EXERCISE DIRECTIONS: Without including the pictures, copy each line below exactly as it reads.

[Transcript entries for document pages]
********************

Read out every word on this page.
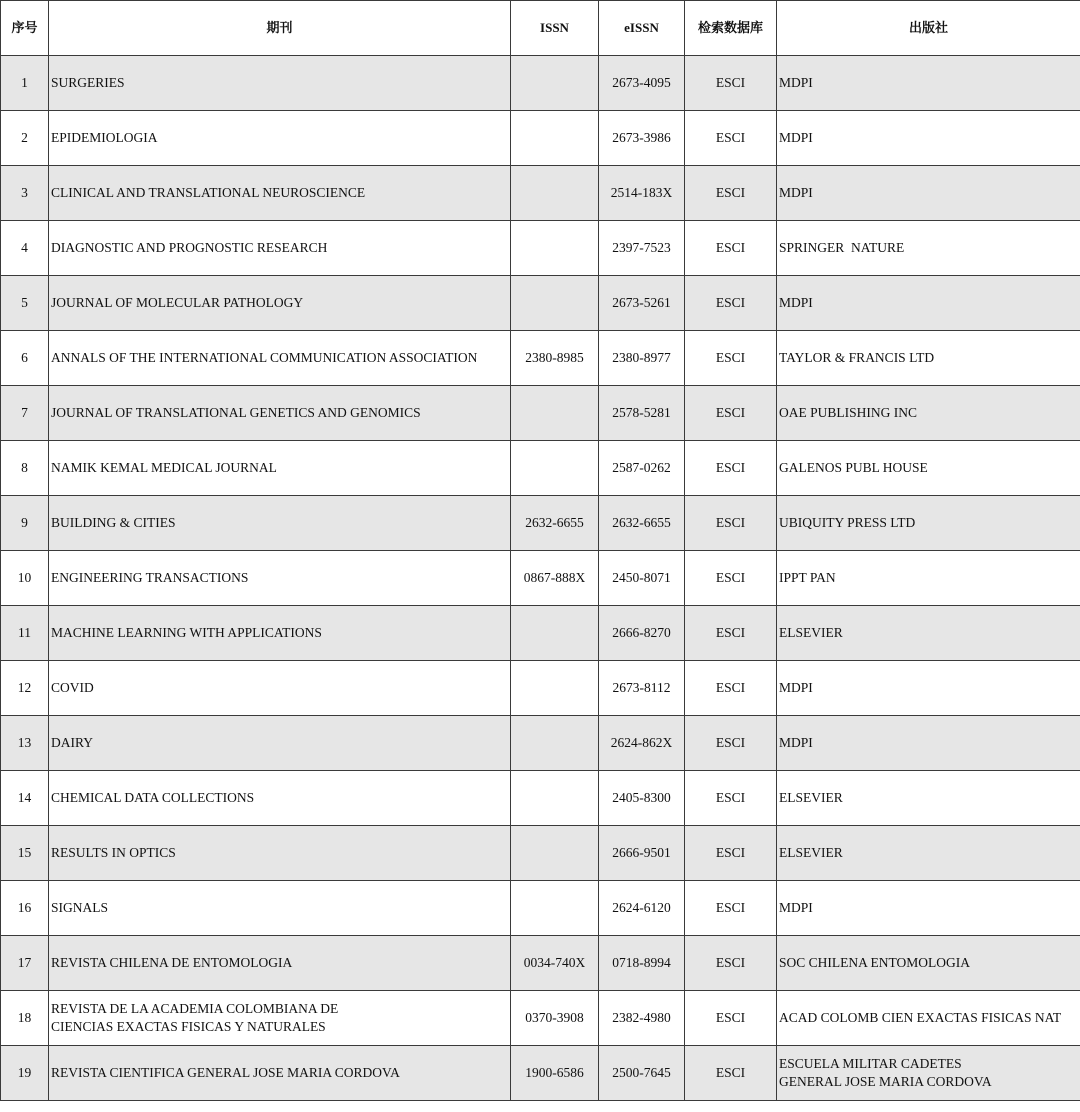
序号	期刊	ISSN	eISSN	检索数据库	出版社
1	SURGERIES		2673-4095	ESCI	MDPI
2	EPIDEMIOLOGIA		2673-3986	ESCI	MDPI
3	CLINICAL AND TRANSLATIONAL NEUROSCIENCE		2514-183X	ESCI	MDPI
4	DIAGNOSTIC AND PROGNOSTIC RESEARCH		2397-7523	ESCI	SPRINGER  NATURE
5	JOURNAL OF MOLECULAR PATHOLOGY		2673-5261	ESCI	MDPI
6	ANNALS OF THE INTERNATIONAL COMMUNICATION ASSOCIATION	2380-8985	2380-8977	ESCI	TAYLOR & FRANCIS LTD
7	JOURNAL OF TRANSLATIONAL GENETICS AND GENOMICS		2578-5281	ESCI	OAE PUBLISHING INC
8	NAMIK KEMAL MEDICAL JOURNAL		2587-0262	ESCI	GALENOS PUBL HOUSE
9	BUILDING & CITIES	2632-6655	2632-6655	ESCI	UBIQUITY PRESS LTD
10	ENGINEERING TRANSACTIONS	0867-888X	2450-8071	ESCI	IPPT PAN
11	MACHINE LEARNING WITH APPLICATIONS		2666-8270	ESCI	ELSEVIER
12	COVID		2673-8112	ESCI	MDPI
13	DAIRY		2624-862X	ESCI	MDPI
14	CHEMICAL DATA COLLECTIONS		2405-8300	ESCI	ELSEVIER
15	RESULTS IN OPTICS		2666-9501	ESCI	ELSEVIER
16	SIGNALS		2624-6120	ESCI	MDPI
17	REVISTA CHILENA DE ENTOMOLOGIA	0034-740X	0718-8994	ESCI	SOC CHILENA ENTOMOLOGIA
18	REVISTA DE LA ACADEMIA COLOMBIANA DE
CIENCIAS EXACTAS FISICAS Y NATURALES	0370-3908	2382-4980	ESCI	ACAD COLOMB CIEN EXACTAS FISICAS NAT
19	REVISTA CIENTIFICA GENERAL JOSE MARIA CORDOVA	1900-6586	2500-7645	ESCI	ESCUELA MILITAR CADETES
GENERAL JOSE MARIA CORDOVA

********************

RESPONSE TO THE EXERCISE:
Read out every word on this page.
序号	期刊	ISSN	eISSN	检索数据库	出版社
1	SURGERIES		2673-4095	ESCI	MDPI
2	EPIDEMIOLOGIA		2673-3986	ESCI	MDPI
3	CLINICAL AND TRANSLATIONAL NEUROSCIENCE		2514-183X	ESCI	MDPI
4	DIAGNOSTIC AND PROGNOSTIC RESEARCH		2397-7523	ESCI	SPRINGER  NATURE
5	JOURNAL OF MOLECULAR PATHOLOGY		2673-5261	ESCI	MDPI
6	ANNALS OF THE INTERNATIONAL COMMUNICATION ASSOCIATION	2380-8985	2380-8977	ESCI	TAYLOR & FRANCIS LTD
7	JOURNAL OF TRANSLATIONAL GENETICS AND GENOMICS		2578-5281	ESCI	OAE PUBLISHING INC
8	NAMIK KEMAL MEDICAL JOURNAL		2587-0262	ESCI	GALENOS PUBL HOUSE
9	BUILDING & CITIES	2632-6655	2632-6655	ESCI	UBIQUITY PRESS LTD
10	ENGINEERING TRANSACTIONS	0867-888X	2450-8071	ESCI	IPPT PAN
11	MACHINE LEARNING WITH APPLICATIONS		2666-8270	ESCI	ELSEVIER
12	COVID		2673-8112	ESCI	MDPI
13	DAIRY		2624-862X	ESCI	MDPI
14	CHEMICAL DATA COLLECTIONS		2405-8300	ESCI	ELSEVIER
15	RESULTS IN OPTICS		2666-9501	ESCI	ELSEVIER
16	SIGNALS		2624-6120	ESCI	MDPI
17	REVISTA CHILENA DE ENTOMOLOGIA	0034-740X	0718-8994	ESCI	SOC CHILENA ENTOMOLOGIA
18	REVISTA DE LA ACADEMIA COLOMBIANA DE
CIENCIAS EXACTAS FISICAS Y NATURALES	0370-3908	2382-4980	ESCI	ACAD COLOMB CIEN EXACTAS FISICAS NAT
19	REVISTA CIENTIFICA GENERAL JOSE MARIA CORDOVA	1900-6586	2500-7645	ESCI	ESCUELA MILITAR CADETES
GENERAL JOSE MARIA CORDOVA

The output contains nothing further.